**Task to complete:** Each entry below should be returned exactly as is, with the pictures removed.

**Supplied material:**
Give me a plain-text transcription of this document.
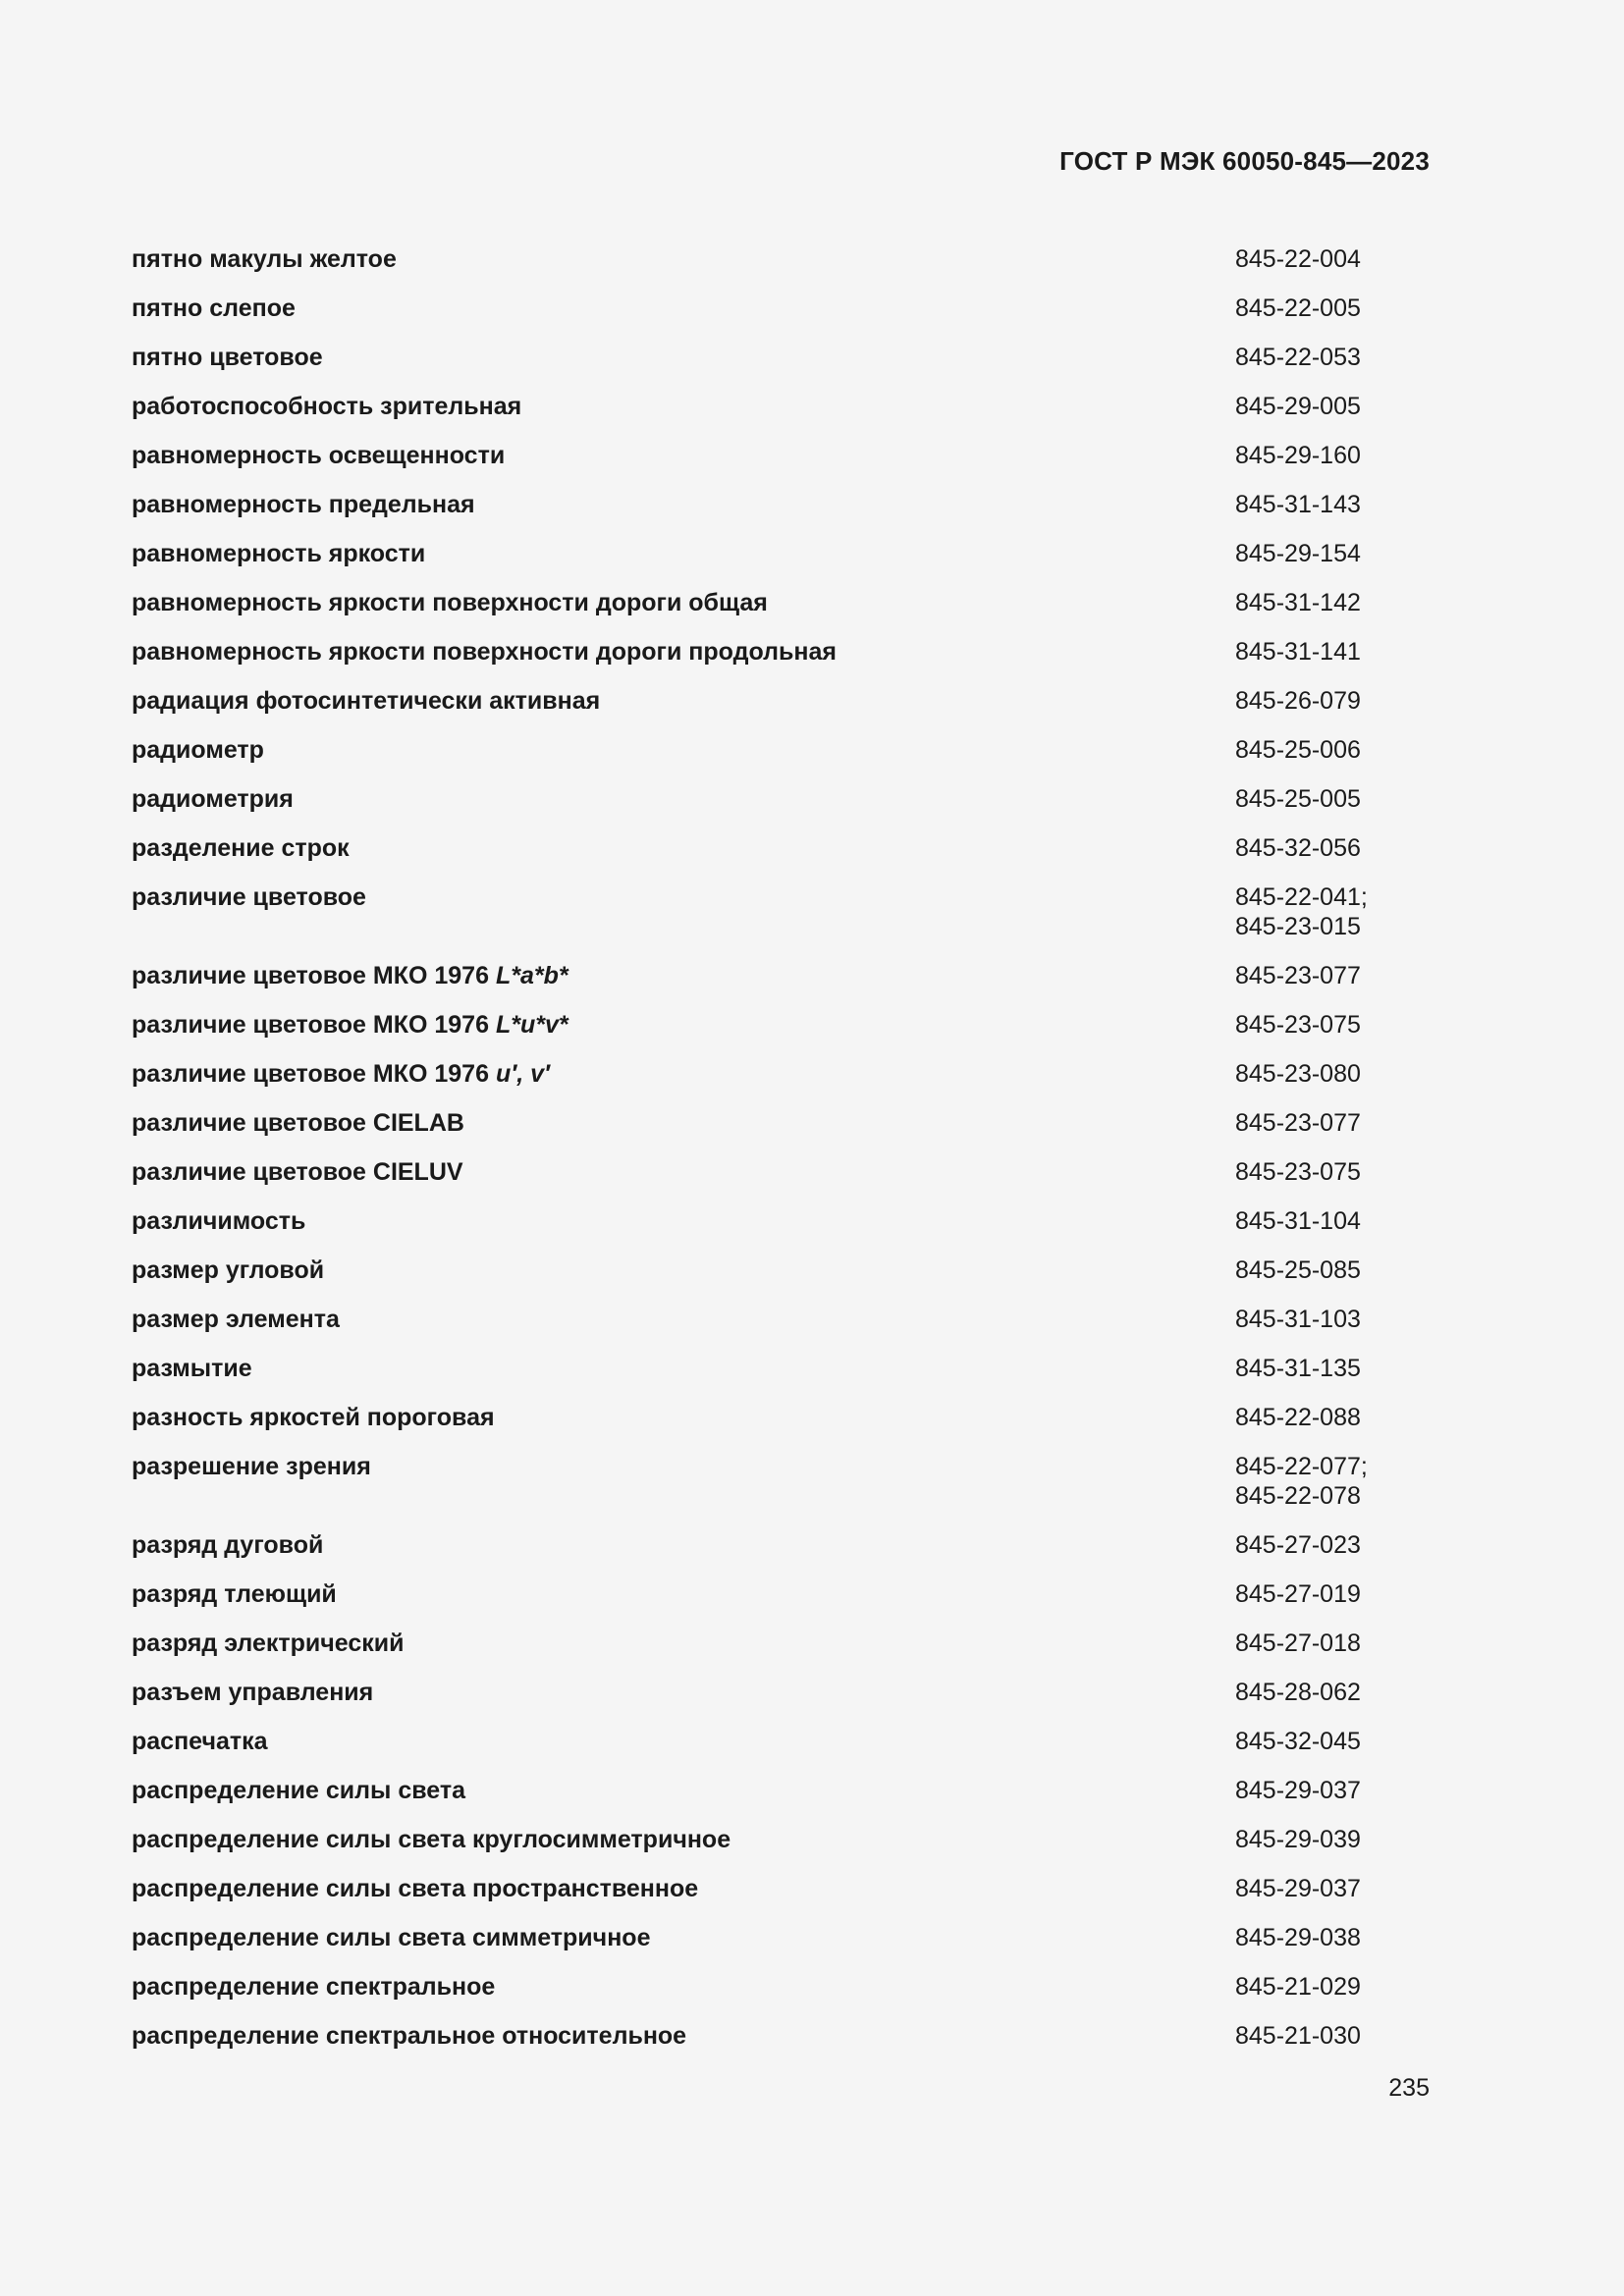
ГОСТ Р МЭК 60050-845—2023
пятно макулы желтое	845-22-004
пятно слепое	845-22-005
пятно цветовое	845-22-053
работоспособность зрительная	845-29-005
равномерность освещенности	845-29-160
равномерность предельная	845-31-143
равномерность яркости	845-29-154
равномерность яркости поверхности дороги общая	845-31-142
равномерность яркости поверхности дороги продольная	845-31-141
радиация фотосинтетически активная	845-26-079
радиометр	845-25-006
радиометрия	845-25-005
разделение строк	845-32-056
различие цветовое	845-22-041;
845-23-015
различие цветовое МКО 1976 L*a*b*	845-23-077
различие цветовое МКО 1976 L*u*v*	845-23-075
различие цветовое МКО 1976 u′, v′	845-23-080
различие цветовое CIELAB	845-23-077
различие цветовое CIELUV	845-23-075
различимость	845-31-104
размер угловой	845-25-085
размер элемента	845-31-103
размытие	845-31-135
разность яркостей пороговая	845-22-088
разрешение зрения	845-22-077;
845-22-078
разряд дуговой	845-27-023
разряд тлеющий	845-27-019
разряд электрический	845-27-018
разъем управления	845-28-062
распечатка	845-32-045
распределение силы света	845-29-037
распределение силы света круглосимметричное	845-29-039
распределение силы света пространственное	845-29-037
распределение силы света симметричное	845-29-038
распределение спектральное	845-21-029
распределение спектральное относительное	845-21-030
235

**Task output:**
Give me a plain-text transcription of this document.
ГОСТ Р МЭК 60050-845—2023
пятно макулы желтое	845-22-004
пятно слепое	845-22-005
пятно цветовое	845-22-053
работоспособность зрительная	845-29-005
равномерность освещенности	845-29-160
равномерность предельная	845-31-143
равномерность яркости	845-29-154
равномерность яркости поверхности дороги общая	845-31-142
равномерность яркости поверхности дороги продольная	845-31-141
радиация фотосинтетически активная	845-26-079
радиометр	845-25-006
радиометрия	845-25-005
разделение строк	845-32-056
различие цветовое	845-22-041;
845-23-015
различие цветовое МКО 1976 L*a*b*	845-23-077
различие цветовое МКО 1976 L*u*v*	845-23-075
различие цветовое МКО 1976 u′, v′	845-23-080
различие цветовое CIELAB	845-23-077
различие цветовое CIELUV	845-23-075
различимость	845-31-104
размер угловой	845-25-085
размер элемента	845-31-103
размытие	845-31-135
разность яркостей пороговая	845-22-088
разрешение зрения	845-22-077;
845-22-078
разряд дуговой	845-27-023
разряд тлеющий	845-27-019
разряд электрический	845-27-018
разъем управления	845-28-062
распечатка	845-32-045
распределение силы света	845-29-037
распределение силы света круглосимметричное	845-29-039
распределение силы света пространственное	845-29-037
распределение силы света симметричное	845-29-038
распределение спектральное	845-21-029
распределение спектральное относительное	845-21-030
235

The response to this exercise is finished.